Set problem: With the images removed, repeat the data below exactly.

════

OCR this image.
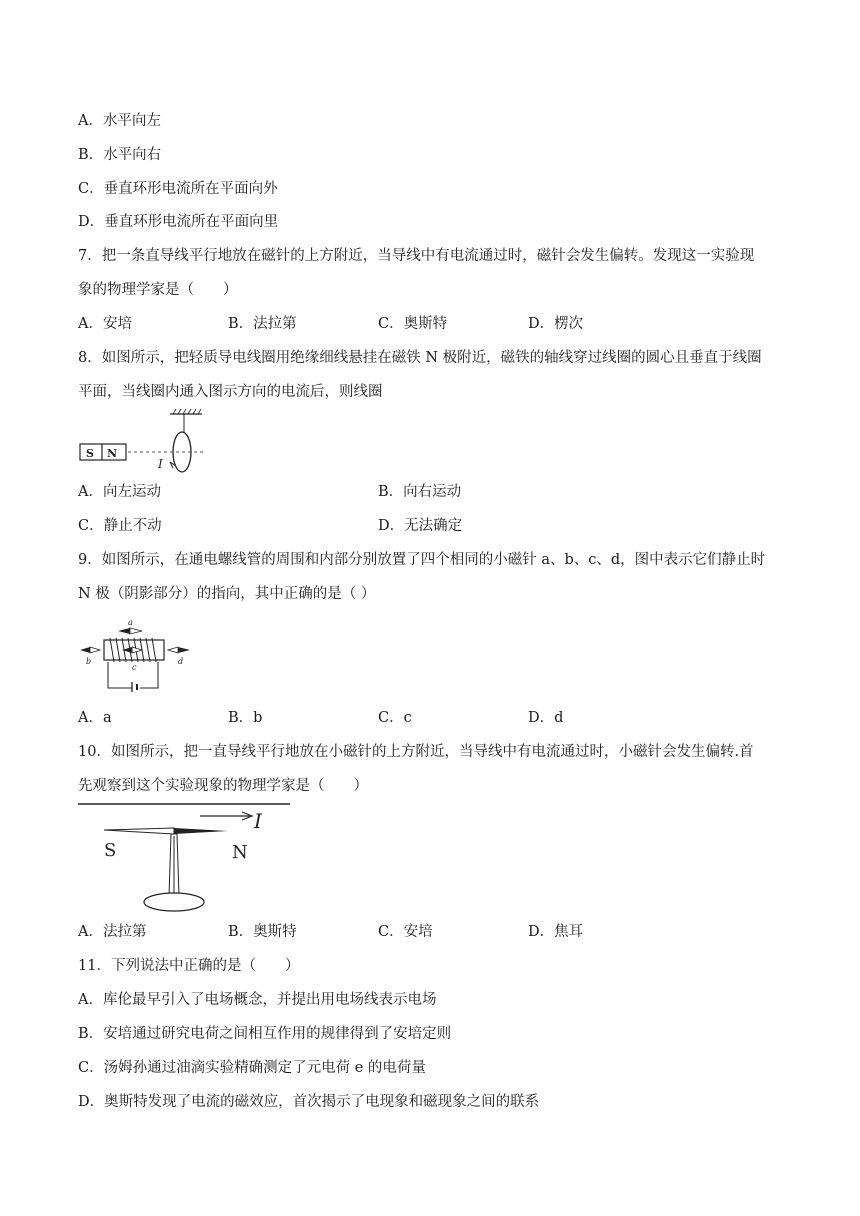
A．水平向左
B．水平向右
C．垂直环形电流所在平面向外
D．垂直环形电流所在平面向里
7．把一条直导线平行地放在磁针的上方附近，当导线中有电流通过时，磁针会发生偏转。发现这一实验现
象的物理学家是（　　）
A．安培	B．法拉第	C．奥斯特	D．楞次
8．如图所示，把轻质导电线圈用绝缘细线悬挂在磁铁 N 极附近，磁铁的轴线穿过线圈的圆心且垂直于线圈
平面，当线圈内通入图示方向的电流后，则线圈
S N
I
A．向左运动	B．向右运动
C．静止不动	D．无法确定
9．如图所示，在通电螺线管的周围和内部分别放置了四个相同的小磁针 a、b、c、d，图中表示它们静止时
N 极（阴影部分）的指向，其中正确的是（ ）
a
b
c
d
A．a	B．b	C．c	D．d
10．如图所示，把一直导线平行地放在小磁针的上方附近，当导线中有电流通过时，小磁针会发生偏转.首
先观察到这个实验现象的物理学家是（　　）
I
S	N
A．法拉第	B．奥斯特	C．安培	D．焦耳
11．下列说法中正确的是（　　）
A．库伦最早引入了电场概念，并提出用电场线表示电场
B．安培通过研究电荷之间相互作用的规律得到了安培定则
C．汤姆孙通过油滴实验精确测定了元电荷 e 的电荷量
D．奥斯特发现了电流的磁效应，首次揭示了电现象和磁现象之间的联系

════

The solution:
OCR this image.
A．水平向左
B．水平向右
C．垂直环形电流所在平面向外
D．垂直环形电流所在平面向里
7．把一条直导线平行地放在磁针的上方附近，当导线中有电流通过时，磁针会发生偏转。发现这一实验现
象的物理学家是（　　）
A．安培	B．法拉第	C．奥斯特	D．楞次
8．如图所示，把轻质导电线圈用绝缘细线悬挂在磁铁 N 极附近，磁铁的轴线穿过线圈的圆心且垂直于线圈
平面，当线圈内通入图示方向的电流后，则线圈
S N
I
A．向左运动	B．向右运动
C．静止不动	D．无法确定
9．如图所示，在通电螺线管的周围和内部分别放置了四个相同的小磁针 a、b、c、d，图中表示它们静止时
N 极（阴影部分）的指向，其中正确的是（ ）
a
b
c
d
A．a	B．b	C．c	D．d
10．如图所示，把一直导线平行地放在小磁针的上方附近，当导线中有电流通过时，小磁针会发生偏转.首
先观察到这个实验现象的物理学家是（　　）
I
S	N
A．法拉第	B．奥斯特	C．安培	D．焦耳
11．下列说法中正确的是（　　）
A．库伦最早引入了电场概念，并提出用电场线表示电场
B．安培通过研究电荷之间相互作用的规律得到了安培定则
C．汤姆孙通过油滴实验精确测定了元电荷 e 的电荷量
D．奥斯特发现了电流的磁效应，首次揭示了电现象和磁现象之间的联系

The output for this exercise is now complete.